» Goal: Below are records; reproduce exactly the lines from the one containing "Parse this screenshot: output" through the end, both included, and only those.

════════════════

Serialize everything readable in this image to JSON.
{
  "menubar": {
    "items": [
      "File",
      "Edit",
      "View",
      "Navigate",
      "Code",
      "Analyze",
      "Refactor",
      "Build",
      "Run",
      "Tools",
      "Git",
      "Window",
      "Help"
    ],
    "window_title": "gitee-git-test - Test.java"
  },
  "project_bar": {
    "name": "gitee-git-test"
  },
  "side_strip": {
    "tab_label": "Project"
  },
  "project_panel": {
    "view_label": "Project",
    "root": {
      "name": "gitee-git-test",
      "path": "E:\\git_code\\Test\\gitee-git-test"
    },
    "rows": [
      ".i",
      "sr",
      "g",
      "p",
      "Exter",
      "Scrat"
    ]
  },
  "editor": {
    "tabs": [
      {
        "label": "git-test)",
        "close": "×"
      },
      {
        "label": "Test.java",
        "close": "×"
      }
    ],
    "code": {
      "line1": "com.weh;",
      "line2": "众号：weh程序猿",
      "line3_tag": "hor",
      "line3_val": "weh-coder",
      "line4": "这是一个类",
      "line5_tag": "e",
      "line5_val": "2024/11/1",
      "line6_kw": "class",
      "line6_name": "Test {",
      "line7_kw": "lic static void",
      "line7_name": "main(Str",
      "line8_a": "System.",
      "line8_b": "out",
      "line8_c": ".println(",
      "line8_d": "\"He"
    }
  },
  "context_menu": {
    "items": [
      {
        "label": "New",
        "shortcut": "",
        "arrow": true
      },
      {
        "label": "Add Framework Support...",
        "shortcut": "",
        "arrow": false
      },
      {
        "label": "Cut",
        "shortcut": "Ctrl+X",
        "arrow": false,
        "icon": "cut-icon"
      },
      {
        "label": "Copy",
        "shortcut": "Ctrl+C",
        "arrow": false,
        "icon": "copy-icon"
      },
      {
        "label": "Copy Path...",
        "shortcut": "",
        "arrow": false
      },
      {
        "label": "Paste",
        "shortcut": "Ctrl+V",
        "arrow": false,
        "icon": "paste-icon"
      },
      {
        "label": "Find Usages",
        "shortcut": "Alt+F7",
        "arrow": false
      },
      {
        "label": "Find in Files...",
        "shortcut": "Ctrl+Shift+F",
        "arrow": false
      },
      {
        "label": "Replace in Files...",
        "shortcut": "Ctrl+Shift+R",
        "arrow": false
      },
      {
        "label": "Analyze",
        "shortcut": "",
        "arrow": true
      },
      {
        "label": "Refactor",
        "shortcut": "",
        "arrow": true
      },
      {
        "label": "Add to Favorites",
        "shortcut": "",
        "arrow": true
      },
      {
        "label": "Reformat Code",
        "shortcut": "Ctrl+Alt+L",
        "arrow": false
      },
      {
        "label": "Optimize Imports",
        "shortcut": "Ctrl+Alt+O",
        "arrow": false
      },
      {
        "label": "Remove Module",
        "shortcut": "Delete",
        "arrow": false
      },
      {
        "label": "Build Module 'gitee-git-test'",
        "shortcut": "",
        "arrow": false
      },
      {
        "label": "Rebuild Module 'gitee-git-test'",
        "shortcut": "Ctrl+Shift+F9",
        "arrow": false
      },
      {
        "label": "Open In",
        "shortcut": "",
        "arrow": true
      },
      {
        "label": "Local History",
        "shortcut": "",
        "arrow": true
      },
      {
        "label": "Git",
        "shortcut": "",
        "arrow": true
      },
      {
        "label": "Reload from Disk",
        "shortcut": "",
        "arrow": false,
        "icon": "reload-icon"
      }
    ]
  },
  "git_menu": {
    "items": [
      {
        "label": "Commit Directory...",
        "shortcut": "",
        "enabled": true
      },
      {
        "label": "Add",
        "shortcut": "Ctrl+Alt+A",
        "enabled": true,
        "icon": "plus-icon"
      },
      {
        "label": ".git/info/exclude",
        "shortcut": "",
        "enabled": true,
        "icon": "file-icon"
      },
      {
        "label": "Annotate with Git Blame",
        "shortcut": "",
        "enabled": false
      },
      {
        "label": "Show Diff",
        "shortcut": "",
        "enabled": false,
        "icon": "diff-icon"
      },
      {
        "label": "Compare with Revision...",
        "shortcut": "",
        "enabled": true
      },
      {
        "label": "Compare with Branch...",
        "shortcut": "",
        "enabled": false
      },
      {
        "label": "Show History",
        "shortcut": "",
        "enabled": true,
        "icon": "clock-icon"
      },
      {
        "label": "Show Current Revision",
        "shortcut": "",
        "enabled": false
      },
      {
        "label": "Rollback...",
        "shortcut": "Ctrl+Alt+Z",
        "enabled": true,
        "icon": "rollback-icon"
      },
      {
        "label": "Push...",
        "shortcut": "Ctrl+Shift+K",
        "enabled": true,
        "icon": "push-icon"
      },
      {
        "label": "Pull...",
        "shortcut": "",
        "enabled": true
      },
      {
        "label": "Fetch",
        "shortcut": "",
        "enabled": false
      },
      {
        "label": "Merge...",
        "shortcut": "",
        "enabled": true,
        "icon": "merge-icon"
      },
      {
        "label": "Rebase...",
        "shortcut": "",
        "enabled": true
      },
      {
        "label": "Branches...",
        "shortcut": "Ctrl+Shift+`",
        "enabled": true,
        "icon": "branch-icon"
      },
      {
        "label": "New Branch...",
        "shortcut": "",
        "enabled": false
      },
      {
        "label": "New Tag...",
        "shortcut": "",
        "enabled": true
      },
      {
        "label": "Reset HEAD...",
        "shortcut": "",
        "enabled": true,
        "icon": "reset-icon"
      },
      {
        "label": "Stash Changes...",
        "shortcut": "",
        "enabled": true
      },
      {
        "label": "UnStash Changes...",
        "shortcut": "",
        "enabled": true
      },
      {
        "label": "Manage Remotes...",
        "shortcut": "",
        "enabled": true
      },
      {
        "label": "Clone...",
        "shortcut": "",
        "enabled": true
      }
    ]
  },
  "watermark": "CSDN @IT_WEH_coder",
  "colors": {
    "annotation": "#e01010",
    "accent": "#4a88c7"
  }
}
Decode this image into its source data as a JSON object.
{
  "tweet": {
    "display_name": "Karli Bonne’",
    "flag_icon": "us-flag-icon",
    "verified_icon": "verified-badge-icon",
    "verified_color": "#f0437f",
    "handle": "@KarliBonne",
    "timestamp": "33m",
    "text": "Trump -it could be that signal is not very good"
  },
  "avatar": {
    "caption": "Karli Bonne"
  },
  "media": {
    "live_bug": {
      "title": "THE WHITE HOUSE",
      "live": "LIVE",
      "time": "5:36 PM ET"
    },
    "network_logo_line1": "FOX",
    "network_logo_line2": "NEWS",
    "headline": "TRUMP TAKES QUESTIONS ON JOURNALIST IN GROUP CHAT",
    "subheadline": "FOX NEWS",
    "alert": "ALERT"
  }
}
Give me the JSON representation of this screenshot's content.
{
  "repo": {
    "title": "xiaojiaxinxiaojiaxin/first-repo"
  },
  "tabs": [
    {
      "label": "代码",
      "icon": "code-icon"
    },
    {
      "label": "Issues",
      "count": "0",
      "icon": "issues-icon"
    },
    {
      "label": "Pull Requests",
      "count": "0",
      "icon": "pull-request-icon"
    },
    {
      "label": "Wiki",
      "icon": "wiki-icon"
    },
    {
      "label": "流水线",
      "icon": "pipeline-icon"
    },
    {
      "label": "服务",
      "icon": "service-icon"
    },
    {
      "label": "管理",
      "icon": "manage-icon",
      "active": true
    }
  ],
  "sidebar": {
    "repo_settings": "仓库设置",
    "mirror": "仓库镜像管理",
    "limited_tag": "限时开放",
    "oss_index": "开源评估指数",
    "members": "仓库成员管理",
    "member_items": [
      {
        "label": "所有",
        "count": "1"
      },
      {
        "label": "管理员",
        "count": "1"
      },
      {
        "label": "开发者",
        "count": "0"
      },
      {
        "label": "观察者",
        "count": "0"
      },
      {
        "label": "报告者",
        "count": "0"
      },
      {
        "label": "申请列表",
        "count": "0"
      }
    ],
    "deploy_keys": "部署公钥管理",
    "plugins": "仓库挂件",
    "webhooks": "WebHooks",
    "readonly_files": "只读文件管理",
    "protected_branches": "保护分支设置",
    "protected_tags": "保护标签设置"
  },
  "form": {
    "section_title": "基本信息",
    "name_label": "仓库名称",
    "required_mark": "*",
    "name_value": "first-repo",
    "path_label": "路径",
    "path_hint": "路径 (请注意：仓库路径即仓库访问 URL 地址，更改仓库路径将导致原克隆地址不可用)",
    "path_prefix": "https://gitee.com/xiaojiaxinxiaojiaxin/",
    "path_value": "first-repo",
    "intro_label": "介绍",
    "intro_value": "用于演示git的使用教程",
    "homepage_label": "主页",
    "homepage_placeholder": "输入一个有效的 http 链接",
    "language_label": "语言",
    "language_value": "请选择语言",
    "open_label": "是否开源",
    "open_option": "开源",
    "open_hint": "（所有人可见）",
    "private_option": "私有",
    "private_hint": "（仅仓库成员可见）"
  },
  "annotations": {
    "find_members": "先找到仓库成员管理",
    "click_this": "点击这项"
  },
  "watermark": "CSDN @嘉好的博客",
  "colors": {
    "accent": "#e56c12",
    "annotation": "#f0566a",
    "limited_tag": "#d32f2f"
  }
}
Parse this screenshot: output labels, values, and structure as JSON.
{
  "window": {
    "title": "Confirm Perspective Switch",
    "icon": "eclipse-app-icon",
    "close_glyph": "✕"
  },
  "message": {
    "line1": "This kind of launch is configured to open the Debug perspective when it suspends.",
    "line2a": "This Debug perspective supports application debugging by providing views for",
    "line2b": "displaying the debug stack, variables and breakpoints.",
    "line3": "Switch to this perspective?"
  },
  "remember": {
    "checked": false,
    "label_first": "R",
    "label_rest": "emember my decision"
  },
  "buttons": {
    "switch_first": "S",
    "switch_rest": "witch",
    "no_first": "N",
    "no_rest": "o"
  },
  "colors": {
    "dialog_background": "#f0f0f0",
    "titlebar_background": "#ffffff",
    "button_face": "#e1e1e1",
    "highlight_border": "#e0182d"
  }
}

════════════════

» Answer for the task:
Parse this screenshot: output labels, values, and structure as JSON.
{
  "window": {
    "title": "Confirm Perspective Switch",
    "icon": "eclipse-app-icon",
    "close_glyph": "✕"
  },
  "message": {
    "line1": "This kind of launch is configured to open the Debug perspective when it suspends.",
    "line2a": "This Debug perspective supports application debugging by providing views for",
    "line2b": "displaying the debug stack, variables and breakpoints.",
    "line3": "Switch to this perspective?"
  },
  "remember": {
    "checked": false,
    "label_first": "R",
    "label_rest": "emember my decision"
  },
  "buttons": {
    "switch_first": "S",
    "switch_rest": "witch",
    "no_first": "N",
    "no_rest": "o"
  },
  "colors": {
    "dialog_background": "#f0f0f0",
    "titlebar_background": "#ffffff",
    "button_face": "#e1e1e1",
    "highlight_border": "#e0182d"
  }
}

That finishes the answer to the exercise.